— Start Data records —

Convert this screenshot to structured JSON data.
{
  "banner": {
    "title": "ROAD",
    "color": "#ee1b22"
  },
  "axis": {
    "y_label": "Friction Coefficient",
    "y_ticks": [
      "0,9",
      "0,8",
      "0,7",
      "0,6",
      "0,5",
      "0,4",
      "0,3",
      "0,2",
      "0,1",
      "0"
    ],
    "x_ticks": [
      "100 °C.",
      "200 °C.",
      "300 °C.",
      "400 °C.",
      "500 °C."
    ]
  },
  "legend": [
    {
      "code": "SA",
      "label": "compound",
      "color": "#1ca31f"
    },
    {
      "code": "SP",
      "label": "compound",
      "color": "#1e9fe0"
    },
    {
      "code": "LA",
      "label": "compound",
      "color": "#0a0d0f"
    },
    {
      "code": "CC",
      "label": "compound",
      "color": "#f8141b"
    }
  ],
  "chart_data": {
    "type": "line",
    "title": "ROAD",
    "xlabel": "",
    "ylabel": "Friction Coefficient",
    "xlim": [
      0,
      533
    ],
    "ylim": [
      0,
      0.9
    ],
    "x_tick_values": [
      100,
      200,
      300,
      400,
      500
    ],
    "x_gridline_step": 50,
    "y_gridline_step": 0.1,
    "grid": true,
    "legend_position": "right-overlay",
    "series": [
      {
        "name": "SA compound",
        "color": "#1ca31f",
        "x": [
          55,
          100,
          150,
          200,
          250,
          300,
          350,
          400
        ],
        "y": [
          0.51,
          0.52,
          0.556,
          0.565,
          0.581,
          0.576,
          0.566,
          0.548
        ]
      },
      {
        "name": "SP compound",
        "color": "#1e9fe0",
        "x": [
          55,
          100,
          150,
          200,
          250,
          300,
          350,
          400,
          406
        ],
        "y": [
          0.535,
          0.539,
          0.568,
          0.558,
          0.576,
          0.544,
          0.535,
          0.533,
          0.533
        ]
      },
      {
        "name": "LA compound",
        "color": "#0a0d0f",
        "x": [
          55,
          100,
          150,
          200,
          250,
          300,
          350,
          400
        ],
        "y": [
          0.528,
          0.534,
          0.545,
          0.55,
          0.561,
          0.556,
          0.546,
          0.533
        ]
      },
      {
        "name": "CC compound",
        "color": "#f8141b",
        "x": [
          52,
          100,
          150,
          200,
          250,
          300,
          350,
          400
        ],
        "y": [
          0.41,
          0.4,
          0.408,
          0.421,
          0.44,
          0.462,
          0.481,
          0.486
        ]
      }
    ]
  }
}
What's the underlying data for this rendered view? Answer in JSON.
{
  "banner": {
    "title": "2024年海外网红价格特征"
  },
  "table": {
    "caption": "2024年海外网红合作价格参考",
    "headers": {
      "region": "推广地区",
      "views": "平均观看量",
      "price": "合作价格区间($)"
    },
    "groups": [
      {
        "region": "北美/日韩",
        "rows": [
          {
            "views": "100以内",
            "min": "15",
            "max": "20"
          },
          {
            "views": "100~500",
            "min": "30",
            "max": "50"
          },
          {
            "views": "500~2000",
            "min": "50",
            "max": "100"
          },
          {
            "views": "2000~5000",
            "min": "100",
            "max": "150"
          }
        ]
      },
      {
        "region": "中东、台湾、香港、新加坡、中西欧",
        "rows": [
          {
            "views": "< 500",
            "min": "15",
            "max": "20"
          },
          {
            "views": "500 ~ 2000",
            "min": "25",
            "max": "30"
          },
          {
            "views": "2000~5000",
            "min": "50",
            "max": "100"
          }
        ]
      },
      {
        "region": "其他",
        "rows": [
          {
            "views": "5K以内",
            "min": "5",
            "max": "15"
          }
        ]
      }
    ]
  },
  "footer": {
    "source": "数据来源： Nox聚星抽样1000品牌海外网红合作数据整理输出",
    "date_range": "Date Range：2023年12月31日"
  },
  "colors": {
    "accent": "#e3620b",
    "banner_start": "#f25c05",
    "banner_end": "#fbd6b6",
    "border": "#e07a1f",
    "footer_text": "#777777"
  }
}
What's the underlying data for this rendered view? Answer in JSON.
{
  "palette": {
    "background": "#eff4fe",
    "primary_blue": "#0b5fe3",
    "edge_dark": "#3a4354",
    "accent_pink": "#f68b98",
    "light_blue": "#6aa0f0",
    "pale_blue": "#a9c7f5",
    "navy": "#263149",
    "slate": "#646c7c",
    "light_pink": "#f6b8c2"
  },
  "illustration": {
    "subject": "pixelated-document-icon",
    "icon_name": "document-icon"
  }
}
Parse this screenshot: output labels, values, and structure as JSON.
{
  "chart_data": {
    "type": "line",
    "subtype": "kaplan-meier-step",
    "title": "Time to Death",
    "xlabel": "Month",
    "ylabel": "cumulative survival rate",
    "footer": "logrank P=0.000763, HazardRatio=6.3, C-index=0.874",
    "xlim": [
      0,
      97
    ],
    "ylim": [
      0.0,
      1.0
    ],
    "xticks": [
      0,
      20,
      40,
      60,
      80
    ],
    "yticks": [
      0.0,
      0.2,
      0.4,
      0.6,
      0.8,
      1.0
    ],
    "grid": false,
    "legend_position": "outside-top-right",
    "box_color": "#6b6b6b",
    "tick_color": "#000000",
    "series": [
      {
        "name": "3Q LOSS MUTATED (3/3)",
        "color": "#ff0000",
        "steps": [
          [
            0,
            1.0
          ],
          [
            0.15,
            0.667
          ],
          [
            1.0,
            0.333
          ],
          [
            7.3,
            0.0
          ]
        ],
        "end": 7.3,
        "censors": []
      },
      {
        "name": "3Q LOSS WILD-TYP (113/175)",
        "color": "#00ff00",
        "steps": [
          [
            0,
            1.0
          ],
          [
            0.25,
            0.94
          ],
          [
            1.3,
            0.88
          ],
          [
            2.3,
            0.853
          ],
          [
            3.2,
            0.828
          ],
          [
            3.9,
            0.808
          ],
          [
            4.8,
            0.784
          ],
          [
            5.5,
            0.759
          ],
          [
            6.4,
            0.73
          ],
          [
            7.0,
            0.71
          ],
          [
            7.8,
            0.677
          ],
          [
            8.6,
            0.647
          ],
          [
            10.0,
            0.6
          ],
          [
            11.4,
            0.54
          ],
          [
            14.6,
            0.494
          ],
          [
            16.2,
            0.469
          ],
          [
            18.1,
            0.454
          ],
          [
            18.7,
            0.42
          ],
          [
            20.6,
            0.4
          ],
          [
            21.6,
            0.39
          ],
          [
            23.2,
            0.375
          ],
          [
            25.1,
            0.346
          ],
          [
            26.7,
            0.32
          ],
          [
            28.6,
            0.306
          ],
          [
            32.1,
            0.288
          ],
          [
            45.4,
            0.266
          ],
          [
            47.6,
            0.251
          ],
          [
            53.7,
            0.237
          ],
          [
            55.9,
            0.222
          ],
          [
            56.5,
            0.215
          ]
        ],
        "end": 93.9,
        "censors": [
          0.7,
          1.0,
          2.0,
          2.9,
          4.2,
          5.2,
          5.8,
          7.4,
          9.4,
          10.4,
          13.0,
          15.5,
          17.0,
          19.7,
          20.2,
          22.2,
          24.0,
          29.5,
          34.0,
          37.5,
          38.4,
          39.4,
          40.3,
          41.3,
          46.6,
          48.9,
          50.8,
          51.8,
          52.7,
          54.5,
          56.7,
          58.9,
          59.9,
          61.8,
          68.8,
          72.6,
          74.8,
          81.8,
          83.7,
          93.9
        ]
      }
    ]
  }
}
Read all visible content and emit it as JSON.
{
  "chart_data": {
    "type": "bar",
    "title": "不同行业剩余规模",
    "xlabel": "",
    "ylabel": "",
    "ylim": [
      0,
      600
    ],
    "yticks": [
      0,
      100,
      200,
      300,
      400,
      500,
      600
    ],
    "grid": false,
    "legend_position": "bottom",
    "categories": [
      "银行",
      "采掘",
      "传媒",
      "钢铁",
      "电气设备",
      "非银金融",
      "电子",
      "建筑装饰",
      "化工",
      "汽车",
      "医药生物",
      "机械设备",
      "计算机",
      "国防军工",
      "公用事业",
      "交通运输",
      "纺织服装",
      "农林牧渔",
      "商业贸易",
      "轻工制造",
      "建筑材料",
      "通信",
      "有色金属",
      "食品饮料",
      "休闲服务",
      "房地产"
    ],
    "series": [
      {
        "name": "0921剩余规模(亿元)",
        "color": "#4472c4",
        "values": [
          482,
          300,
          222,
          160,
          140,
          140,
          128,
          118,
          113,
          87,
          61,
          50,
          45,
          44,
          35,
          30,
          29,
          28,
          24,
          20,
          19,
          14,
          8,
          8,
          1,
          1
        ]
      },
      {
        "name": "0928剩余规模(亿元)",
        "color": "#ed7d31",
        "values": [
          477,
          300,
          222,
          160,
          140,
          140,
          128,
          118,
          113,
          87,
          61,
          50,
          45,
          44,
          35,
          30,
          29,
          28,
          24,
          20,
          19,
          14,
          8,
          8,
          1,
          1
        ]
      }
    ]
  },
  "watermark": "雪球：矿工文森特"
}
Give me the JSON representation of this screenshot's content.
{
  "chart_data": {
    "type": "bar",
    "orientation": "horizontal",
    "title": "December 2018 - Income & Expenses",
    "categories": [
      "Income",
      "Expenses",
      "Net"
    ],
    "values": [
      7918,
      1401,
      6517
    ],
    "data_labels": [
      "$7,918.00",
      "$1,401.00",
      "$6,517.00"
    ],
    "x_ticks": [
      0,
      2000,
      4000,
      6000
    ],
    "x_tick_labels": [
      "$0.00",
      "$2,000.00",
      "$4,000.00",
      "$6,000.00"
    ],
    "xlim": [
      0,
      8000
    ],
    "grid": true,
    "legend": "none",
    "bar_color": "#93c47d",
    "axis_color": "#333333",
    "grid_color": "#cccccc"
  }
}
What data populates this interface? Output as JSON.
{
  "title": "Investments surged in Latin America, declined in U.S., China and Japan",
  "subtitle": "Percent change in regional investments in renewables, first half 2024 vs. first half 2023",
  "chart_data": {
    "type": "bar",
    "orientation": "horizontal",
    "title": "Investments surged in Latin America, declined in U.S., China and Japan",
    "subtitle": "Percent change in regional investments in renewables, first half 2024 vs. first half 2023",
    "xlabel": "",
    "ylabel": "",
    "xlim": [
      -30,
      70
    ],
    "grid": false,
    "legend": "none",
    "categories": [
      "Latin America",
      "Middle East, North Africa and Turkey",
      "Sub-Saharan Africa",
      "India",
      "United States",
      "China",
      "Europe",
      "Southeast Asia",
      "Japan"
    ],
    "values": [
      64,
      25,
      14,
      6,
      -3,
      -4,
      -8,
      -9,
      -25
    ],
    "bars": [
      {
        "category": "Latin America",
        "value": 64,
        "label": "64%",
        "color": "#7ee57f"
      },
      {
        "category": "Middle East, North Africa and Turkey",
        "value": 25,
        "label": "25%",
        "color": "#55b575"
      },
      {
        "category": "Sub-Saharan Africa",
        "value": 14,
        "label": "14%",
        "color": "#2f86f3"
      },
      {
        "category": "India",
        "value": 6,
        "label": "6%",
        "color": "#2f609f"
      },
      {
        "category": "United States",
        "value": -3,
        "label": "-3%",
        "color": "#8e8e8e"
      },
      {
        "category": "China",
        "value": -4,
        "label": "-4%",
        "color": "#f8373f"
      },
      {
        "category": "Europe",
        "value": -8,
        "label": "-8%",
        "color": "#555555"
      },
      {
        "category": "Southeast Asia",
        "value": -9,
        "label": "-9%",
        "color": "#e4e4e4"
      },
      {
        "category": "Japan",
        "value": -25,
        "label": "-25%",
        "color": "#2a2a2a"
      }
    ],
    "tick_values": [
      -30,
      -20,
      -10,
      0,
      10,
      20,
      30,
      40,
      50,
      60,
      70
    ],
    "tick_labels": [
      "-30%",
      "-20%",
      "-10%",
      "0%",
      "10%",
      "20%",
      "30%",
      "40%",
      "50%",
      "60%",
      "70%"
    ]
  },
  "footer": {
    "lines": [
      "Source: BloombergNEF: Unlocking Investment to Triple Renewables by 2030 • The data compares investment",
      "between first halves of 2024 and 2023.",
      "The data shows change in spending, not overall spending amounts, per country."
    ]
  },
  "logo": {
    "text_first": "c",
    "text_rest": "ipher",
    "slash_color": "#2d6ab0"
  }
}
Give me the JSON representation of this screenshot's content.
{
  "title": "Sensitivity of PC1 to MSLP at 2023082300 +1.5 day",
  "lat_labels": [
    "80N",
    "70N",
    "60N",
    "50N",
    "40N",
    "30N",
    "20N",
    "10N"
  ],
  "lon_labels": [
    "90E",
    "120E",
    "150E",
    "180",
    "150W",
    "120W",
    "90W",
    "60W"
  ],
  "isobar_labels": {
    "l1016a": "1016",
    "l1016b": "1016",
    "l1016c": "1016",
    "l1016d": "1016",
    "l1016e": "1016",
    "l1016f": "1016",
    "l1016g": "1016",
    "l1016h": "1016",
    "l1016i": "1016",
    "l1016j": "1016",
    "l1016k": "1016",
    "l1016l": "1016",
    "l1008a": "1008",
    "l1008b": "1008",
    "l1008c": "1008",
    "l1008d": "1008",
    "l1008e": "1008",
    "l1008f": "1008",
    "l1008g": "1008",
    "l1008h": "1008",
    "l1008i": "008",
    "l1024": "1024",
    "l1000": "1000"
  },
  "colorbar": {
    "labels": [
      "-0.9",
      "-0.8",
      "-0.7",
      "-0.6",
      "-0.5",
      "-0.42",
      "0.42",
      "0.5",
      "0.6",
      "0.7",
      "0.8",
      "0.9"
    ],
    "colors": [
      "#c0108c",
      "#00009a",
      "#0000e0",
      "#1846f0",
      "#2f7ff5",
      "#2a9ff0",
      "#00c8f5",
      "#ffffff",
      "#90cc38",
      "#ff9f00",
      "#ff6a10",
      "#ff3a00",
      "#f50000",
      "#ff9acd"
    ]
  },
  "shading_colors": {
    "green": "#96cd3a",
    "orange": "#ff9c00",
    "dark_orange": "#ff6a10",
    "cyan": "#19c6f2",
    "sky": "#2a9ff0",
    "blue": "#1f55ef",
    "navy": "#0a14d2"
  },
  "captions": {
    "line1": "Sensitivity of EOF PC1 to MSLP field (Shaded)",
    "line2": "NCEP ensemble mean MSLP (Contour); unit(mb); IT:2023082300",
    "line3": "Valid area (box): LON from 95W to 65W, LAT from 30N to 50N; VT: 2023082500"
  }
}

— End Data records —

▶ [What is expected]:
Read through the entries and copy every line that includes "Turkey".

▶ [In response]:
      "Middle East, North Africa and Turkey",
        "category": "Middle East, North Africa and Turkey",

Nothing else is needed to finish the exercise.